[Data excerpts]
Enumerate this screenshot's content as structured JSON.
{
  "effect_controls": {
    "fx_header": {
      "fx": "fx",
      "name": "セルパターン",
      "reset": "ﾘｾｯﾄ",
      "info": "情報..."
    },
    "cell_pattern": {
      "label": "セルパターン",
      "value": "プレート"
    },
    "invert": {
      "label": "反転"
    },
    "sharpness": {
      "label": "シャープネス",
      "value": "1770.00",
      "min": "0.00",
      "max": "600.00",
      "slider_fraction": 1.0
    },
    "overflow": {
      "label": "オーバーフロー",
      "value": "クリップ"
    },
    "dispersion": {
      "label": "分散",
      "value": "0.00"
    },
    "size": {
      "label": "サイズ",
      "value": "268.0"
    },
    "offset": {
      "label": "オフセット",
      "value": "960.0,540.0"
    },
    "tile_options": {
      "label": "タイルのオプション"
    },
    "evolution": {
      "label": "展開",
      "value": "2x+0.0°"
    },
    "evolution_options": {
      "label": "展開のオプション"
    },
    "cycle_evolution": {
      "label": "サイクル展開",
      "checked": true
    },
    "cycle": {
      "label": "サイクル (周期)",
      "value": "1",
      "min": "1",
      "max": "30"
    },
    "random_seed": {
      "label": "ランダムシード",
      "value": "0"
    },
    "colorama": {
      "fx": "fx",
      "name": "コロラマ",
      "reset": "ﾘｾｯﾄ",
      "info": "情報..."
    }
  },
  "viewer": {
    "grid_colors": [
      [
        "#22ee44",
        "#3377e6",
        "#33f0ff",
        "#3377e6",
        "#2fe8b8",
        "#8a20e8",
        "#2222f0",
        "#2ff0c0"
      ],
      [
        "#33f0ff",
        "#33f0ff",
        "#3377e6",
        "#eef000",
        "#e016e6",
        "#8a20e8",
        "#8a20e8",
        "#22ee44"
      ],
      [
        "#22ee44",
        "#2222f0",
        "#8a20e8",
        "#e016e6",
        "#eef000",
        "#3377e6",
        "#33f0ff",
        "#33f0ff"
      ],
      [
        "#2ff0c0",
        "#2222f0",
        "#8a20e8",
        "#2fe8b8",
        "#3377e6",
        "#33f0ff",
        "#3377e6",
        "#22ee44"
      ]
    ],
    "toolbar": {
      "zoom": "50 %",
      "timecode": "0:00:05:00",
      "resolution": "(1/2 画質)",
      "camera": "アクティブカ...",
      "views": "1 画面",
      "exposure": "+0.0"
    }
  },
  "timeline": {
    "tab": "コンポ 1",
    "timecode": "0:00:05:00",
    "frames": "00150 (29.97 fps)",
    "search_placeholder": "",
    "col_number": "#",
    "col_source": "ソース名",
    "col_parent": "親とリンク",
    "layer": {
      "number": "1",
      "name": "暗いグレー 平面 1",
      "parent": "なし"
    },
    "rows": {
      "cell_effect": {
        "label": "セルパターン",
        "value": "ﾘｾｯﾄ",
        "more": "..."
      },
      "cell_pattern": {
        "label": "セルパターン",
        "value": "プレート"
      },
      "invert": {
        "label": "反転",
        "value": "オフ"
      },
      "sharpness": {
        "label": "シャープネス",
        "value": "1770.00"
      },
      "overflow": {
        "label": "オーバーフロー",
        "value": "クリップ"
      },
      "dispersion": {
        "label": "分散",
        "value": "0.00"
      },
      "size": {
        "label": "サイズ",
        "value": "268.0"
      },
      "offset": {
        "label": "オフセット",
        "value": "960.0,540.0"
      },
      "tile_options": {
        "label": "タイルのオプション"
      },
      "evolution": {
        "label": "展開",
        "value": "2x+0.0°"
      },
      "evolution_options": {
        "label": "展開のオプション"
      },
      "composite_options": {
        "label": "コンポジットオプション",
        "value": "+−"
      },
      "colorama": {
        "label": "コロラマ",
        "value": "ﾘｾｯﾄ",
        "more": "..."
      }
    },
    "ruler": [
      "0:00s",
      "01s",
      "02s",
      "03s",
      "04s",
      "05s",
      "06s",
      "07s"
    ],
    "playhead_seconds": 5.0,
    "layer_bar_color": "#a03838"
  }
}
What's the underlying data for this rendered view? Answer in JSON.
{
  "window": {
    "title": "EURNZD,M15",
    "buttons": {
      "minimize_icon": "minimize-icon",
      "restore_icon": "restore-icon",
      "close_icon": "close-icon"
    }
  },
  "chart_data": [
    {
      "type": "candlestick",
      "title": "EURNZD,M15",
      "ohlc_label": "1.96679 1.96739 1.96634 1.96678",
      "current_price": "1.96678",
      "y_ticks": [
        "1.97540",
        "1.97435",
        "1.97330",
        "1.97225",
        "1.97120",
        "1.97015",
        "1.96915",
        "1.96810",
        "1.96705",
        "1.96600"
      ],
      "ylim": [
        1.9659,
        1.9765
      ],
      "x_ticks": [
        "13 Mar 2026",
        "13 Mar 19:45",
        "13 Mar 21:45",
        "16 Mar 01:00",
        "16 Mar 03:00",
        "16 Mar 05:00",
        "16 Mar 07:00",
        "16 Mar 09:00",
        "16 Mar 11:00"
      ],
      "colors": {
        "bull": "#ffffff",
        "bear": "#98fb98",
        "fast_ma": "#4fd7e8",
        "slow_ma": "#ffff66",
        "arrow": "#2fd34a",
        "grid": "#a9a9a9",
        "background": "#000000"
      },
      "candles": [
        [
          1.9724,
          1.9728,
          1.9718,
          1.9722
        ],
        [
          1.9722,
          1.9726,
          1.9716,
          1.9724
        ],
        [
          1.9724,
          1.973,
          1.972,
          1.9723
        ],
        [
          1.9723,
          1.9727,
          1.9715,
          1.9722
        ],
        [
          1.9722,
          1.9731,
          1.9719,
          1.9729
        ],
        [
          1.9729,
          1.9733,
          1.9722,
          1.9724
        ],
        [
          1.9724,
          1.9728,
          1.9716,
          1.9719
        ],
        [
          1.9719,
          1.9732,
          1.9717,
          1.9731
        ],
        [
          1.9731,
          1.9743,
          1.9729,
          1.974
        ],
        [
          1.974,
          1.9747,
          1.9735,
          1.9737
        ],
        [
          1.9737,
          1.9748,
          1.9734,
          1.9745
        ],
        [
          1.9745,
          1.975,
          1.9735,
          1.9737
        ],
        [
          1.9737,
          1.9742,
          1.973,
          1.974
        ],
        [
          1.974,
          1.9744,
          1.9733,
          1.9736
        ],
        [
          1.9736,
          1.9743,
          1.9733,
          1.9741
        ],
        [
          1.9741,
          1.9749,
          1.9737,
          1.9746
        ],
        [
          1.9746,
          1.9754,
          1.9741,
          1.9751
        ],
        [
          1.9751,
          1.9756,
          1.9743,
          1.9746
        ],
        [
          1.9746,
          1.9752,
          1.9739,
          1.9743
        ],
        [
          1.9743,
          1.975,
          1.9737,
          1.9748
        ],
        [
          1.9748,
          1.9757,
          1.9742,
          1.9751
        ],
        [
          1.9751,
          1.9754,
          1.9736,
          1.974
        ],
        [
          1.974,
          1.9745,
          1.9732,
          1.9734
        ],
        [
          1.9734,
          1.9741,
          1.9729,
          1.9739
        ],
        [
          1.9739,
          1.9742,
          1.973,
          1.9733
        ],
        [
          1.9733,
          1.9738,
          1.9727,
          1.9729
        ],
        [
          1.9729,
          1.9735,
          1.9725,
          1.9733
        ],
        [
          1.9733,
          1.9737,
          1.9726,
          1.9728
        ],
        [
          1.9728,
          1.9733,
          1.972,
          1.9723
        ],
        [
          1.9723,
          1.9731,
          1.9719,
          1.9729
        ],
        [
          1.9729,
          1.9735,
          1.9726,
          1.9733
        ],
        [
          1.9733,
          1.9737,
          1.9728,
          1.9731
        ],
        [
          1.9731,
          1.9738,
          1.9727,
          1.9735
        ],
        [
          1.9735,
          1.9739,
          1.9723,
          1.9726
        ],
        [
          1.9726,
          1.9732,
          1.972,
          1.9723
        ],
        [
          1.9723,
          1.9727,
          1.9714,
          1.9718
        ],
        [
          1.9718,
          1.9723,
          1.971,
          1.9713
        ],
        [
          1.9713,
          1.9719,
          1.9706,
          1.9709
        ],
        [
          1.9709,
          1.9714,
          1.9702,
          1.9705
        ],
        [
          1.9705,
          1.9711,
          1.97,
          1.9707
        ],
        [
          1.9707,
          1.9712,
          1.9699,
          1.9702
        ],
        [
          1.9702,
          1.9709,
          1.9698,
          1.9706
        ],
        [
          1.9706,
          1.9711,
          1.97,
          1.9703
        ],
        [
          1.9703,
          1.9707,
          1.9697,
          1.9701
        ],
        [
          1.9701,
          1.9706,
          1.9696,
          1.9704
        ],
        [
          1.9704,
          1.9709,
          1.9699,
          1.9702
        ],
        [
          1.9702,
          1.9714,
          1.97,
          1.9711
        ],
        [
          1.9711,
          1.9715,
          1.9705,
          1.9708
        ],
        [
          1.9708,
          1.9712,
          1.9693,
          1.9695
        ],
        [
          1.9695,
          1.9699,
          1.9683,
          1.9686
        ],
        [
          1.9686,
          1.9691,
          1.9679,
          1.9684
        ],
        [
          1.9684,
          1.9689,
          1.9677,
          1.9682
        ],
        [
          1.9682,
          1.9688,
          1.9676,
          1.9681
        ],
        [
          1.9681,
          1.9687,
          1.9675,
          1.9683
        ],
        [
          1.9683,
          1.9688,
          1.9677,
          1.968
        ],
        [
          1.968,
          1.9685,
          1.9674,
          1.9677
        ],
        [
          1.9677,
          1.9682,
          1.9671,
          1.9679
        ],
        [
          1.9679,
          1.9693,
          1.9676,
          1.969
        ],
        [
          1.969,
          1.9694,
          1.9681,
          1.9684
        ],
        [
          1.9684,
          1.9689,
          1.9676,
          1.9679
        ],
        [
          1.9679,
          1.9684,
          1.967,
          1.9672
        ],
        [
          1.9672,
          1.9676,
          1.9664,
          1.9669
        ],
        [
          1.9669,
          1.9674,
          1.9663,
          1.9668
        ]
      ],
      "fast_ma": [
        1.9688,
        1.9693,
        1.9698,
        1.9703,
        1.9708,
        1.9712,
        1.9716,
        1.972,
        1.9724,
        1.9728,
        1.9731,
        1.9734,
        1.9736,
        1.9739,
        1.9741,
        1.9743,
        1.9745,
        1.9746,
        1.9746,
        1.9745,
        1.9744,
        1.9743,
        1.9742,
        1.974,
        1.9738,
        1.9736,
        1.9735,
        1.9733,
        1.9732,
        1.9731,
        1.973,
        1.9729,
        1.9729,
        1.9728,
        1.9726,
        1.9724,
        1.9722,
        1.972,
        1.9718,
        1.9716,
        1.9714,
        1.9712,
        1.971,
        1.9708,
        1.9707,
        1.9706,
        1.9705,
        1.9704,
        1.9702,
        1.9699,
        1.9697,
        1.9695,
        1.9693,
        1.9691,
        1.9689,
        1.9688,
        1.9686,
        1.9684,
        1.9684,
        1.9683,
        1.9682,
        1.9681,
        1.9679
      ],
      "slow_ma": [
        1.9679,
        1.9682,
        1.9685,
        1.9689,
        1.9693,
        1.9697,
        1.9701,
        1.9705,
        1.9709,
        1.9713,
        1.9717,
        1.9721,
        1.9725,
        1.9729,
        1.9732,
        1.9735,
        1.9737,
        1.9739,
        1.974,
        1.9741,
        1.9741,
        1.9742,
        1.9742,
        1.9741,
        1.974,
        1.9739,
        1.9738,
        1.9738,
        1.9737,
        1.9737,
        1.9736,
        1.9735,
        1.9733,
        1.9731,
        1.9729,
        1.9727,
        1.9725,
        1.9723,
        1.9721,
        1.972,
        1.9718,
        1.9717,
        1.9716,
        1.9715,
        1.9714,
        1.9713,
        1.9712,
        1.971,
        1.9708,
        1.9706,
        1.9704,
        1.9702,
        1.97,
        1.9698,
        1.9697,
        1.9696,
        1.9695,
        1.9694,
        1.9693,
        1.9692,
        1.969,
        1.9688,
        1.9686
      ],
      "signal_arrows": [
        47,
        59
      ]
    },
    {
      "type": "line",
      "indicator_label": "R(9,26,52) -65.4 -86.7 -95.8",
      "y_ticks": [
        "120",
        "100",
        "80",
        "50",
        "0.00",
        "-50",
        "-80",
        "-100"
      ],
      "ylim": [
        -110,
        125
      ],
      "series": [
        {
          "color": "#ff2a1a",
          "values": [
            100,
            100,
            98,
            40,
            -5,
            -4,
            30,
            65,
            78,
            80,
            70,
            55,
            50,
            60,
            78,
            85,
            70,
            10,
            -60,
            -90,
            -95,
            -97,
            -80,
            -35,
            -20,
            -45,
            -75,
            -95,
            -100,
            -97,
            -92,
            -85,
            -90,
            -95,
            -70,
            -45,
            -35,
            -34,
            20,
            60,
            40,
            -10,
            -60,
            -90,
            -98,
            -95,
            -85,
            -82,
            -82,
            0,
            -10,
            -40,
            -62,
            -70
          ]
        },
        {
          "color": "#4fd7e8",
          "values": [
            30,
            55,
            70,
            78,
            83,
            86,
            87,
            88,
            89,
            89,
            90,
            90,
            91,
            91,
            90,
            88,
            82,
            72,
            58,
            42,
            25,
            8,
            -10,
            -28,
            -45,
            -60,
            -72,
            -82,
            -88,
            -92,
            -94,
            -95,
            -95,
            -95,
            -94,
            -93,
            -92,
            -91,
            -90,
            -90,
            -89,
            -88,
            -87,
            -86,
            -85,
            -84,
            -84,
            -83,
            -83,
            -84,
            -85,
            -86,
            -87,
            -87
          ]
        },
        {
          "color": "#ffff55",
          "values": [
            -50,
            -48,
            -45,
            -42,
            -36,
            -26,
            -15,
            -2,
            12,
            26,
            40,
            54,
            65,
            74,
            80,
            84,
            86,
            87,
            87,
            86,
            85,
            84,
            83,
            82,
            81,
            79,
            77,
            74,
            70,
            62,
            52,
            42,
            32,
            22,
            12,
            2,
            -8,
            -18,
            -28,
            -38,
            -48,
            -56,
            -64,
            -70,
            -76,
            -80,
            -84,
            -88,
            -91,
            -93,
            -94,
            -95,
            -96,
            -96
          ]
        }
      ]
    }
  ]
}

PROBLEM REQUIREMENTS: From the records given above, copy all lines containing "icon".

CORRECT OUTPUT:
      "minimize_icon": "minimize-icon",
      "restore_icon": "restore-icon",
      "close_icon": "close-icon"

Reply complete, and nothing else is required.